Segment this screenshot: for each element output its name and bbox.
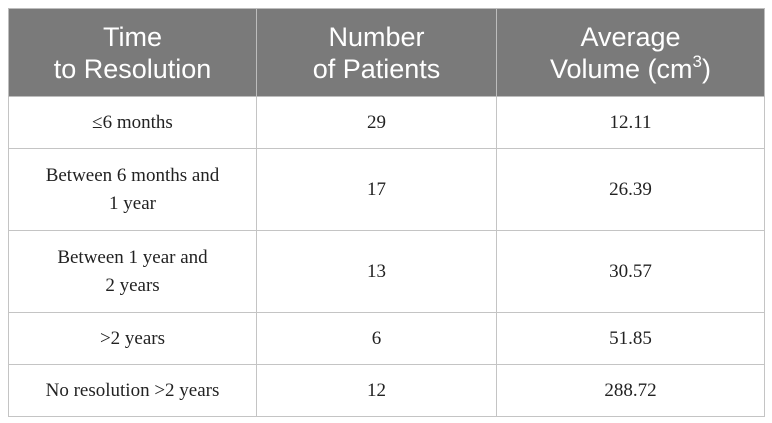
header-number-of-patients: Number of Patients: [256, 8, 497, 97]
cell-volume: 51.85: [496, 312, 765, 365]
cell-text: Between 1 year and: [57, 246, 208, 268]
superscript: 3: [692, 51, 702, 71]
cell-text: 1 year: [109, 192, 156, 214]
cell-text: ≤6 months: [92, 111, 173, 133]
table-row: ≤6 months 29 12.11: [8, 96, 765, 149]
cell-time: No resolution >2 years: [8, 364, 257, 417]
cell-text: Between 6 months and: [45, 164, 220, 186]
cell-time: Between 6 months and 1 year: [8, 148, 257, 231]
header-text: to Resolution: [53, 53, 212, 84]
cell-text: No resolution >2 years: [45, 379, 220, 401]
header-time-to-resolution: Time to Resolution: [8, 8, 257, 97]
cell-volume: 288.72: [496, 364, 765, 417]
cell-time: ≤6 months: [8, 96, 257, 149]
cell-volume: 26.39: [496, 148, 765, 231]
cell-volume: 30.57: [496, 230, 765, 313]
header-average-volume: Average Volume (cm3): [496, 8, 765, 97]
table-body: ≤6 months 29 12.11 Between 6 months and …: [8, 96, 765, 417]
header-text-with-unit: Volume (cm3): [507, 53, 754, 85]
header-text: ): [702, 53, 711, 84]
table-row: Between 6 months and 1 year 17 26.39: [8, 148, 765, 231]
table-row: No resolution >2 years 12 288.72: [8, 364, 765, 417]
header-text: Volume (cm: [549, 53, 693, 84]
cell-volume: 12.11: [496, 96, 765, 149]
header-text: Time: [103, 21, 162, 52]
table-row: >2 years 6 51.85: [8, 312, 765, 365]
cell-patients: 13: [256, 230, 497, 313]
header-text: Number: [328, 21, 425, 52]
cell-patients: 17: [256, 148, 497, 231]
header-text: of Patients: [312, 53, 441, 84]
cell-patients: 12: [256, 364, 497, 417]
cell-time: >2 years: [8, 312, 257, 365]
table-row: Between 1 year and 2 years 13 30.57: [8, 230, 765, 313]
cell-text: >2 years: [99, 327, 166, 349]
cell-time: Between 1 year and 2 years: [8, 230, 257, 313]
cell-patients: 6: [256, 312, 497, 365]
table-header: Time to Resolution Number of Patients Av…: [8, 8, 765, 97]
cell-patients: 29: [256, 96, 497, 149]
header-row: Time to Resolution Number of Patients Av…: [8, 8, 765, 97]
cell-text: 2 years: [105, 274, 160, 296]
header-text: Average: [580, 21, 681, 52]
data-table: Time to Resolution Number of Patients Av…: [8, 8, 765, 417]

* * * * *

Directions for this task:
Please show the lines in the entries above that hold the string "years".

Response to the exercise:
cell-time: No resolution >2 years: [8, 364, 257, 417]
cell-text: No resolution >2 years: [45, 379, 220, 401]
table-row: No resolution >2 years 12 288.72: [8, 364, 765, 417]
table-row: >2 years 6 51.85: [8, 312, 765, 365]
cell-time: >2 years: [8, 312, 257, 365]
table-row: Between 1 year and 2 years 13 30.57: [8, 230, 765, 313]
cell-text: >2 years: [99, 327, 166, 349]
cell-time: Between 1 year and 2 years: [8, 230, 257, 313]
cell-text: 2 years: [105, 274, 160, 296]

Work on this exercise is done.